Data records:
═══

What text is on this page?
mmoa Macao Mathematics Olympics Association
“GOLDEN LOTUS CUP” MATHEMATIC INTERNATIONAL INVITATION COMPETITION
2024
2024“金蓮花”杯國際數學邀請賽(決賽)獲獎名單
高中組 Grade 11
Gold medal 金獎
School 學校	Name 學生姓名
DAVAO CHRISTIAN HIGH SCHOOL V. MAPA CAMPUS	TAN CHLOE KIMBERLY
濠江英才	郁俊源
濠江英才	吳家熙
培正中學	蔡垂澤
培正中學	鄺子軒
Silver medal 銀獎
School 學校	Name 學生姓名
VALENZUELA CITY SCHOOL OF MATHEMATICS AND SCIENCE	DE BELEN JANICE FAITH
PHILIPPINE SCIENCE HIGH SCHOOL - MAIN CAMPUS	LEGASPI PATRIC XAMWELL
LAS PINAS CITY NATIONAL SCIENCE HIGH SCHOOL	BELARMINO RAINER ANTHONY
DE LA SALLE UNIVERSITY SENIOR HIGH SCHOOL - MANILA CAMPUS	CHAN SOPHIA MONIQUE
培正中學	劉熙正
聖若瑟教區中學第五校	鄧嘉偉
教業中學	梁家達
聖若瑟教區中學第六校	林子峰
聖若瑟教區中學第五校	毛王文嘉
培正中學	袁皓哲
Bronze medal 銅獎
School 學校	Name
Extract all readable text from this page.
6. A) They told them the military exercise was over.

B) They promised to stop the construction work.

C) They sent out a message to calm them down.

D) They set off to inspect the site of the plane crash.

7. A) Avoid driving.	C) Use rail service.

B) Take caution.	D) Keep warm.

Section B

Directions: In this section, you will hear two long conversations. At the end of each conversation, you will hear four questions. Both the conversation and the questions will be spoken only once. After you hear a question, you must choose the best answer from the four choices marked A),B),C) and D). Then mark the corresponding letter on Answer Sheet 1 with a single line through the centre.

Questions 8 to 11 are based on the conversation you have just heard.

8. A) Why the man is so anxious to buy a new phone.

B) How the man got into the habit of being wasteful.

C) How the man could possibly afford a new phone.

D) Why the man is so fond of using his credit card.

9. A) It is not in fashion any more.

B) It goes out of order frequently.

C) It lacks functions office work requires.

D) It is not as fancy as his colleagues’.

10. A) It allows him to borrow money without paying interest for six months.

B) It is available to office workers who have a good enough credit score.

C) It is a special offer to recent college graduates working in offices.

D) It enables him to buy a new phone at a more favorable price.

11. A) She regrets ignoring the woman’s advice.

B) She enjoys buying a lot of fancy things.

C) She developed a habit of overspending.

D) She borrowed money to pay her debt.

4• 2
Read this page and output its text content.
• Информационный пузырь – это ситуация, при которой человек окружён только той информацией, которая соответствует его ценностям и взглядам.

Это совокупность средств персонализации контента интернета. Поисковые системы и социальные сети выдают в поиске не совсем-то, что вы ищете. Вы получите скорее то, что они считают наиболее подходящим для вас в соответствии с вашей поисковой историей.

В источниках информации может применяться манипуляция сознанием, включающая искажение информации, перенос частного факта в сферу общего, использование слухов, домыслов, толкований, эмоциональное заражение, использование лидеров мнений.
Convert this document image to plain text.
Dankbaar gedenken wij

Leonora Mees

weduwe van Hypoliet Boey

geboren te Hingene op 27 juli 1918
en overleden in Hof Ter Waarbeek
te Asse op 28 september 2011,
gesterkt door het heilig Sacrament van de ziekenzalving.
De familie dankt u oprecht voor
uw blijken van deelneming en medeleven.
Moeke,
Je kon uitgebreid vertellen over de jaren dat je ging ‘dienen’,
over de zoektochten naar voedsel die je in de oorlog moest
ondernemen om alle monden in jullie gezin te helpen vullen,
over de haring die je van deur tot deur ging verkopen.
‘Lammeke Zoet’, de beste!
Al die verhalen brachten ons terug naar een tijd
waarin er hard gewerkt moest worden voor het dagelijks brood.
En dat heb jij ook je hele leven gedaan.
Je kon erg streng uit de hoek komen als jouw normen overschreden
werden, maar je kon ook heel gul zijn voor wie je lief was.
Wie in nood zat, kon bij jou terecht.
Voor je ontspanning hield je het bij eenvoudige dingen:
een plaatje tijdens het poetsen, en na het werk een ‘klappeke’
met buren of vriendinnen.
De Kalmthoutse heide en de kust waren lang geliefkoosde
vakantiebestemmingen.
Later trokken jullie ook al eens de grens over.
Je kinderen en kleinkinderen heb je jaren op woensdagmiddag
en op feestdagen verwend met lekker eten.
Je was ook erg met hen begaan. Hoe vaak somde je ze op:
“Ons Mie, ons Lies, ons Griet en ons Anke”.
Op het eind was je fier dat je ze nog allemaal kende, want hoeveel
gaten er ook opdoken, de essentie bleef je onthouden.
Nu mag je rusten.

═══

(What needs to be done)
Give all the entries again exactly; leave none out.

(Solved exercise)
What text is on this page?
mmoa Macao Mathematics Olympics Association
“GOLDEN LOTUS CUP” MATHEMATIC INTERNATIONAL INVITATION COMPETITION
2024
2024“金蓮花”杯國際數學邀請賽(決賽)獲獎名單
高中組 Grade 11
Gold medal 金獎
School 學校	Name 學生姓名
DAVAO CHRISTIAN HIGH SCHOOL V. MAPA CAMPUS	TAN CHLOE KIMBERLY
濠江英才	郁俊源
濠江英才	吳家熙
培正中學	蔡垂澤
培正中學	鄺子軒
Silver medal 銀獎
School 學校	Name 學生姓名
VALENZUELA CITY SCHOOL OF MATHEMATICS AND SCIENCE	DE BELEN JANICE FAITH
PHILIPPINE SCIENCE HIGH SCHOOL - MAIN CAMPUS	LEGASPI PATRIC XAMWELL
LAS PINAS CITY NATIONAL SCIENCE HIGH SCHOOL	BELARMINO RAINER ANTHONY
DE LA SALLE UNIVERSITY SENIOR HIGH SCHOOL - MANILA CAMPUS	CHAN SOPHIA MONIQUE
培正中學	劉熙正
聖若瑟教區中學第五校	鄧嘉偉
教業中學	梁家達
聖若瑟教區中學第六校	林子峰
聖若瑟教區中學第五校	毛王文嘉
培正中學	袁皓哲
Bronze medal 銅獎
School 學校	Name
Extract all readable text from this page.
6. A) They told them the military exercise was over.

B) They promised to stop the construction work.

C) They sent out a message to calm them down.

D) They set off to inspect the site of the plane crash.

7. A) Avoid driving.	C) Use rail service.

B) Take caution.	D) Keep warm.

Section B

Directions: In this section, you will hear two long conversations. At the end of each conversation, you will hear four questions. Both the conversation and the questions will be spoken only once. After you hear a question, you must choose the best answer from the four choices marked A),B),C) and D). Then mark the corresponding letter on Answer Sheet 1 with a single line through the centre.

Questions 8 to 11 are based on the conversation you have just heard.

8. A) Why the man is so anxious to buy a new phone.

B) How the man got into the habit of being wasteful.

C) How the man could possibly afford a new phone.

D) Why the man is so fond of using his credit card.

9. A) It is not in fashion any more.

B) It goes out of order frequently.

C) It lacks functions office work requires.

D) It is not as fancy as his colleagues’.

10. A) It allows him to borrow money without paying interest for six months.

B) It is available to office workers who have a good enough credit score.

C) It is a special offer to recent college graduates working in offices.

D) It enables him to buy a new phone at a more favorable price.

11. A) She regrets ignoring the woman’s advice.

B) She enjoys buying a lot of fancy things.

C) She developed a habit of overspending.

D) She borrowed money to pay her debt.

4• 2
Read this page and output its text content.
• Информационный пузырь – это ситуация, при которой человек окружён только той информацией, которая соответствует его ценностям и взглядам.

Это совокупность средств персонализации контента интернета. Поисковые системы и социальные сети выдают в поиске не совсем-то, что вы ищете. Вы получите скорее то, что они считают наиболее подходящим для вас в соответствии с вашей поисковой историей.

В источниках информации может применяться манипуляция сознанием, включающая искажение информации, перенос частного факта в сферу общего, использование слухов, домыслов, толкований, эмоциональное заражение, использование лидеров мнений.
Convert this document image to plain text.
Dankbaar gedenken wij

Leonora Mees

weduwe van Hypoliet Boey

geboren te Hingene op 27 juli 1918
en overleden in Hof Ter Waarbeek
te Asse op 28 september 2011,
gesterkt door het heilig Sacrament van de ziekenzalving.
De familie dankt u oprecht voor
uw blijken van deelneming en medeleven.
Moeke,
Je kon uitgebreid vertellen over de jaren dat je ging ‘dienen’,
over de zoektochten naar voedsel die je in de oorlog moest
ondernemen om alle monden in jullie gezin te helpen vullen,
over de haring die je van deur tot deur ging verkopen.
‘Lammeke Zoet’, de beste!
Al die verhalen brachten ons terug naar een tijd
waarin er hard gewerkt moest worden voor het dagelijks brood.
En dat heb jij ook je hele leven gedaan.
Je kon erg streng uit de hoek komen als jouw normen overschreden
werden, maar je kon ook heel gul zijn voor wie je lief was.
Wie in nood zat, kon bij jou terecht.
Voor je ontspanning hield je het bij eenvoudige dingen:
een plaatje tijdens het poetsen, en na het werk een ‘klappeke’
met buren of vriendinnen.
De Kalmthoutse heide en de kust waren lang geliefkoosde
vakantiebestemmingen.
Later trokken jullie ook al eens de grens over.
Je kinderen en kleinkinderen heb je jaren op woensdagmiddag
en op feestdagen verwend met lekker eten.
Je was ook erg met hen begaan. Hoe vaak somde je ze op:
“Ons Mie, ons Lies, ons Griet en ons Anke”.
Op het eind was je fier dat je ze nog allemaal kende, want hoeveel
gaten er ook opdoken, de essentie bleef je onthouden.
Nu mag je rusten.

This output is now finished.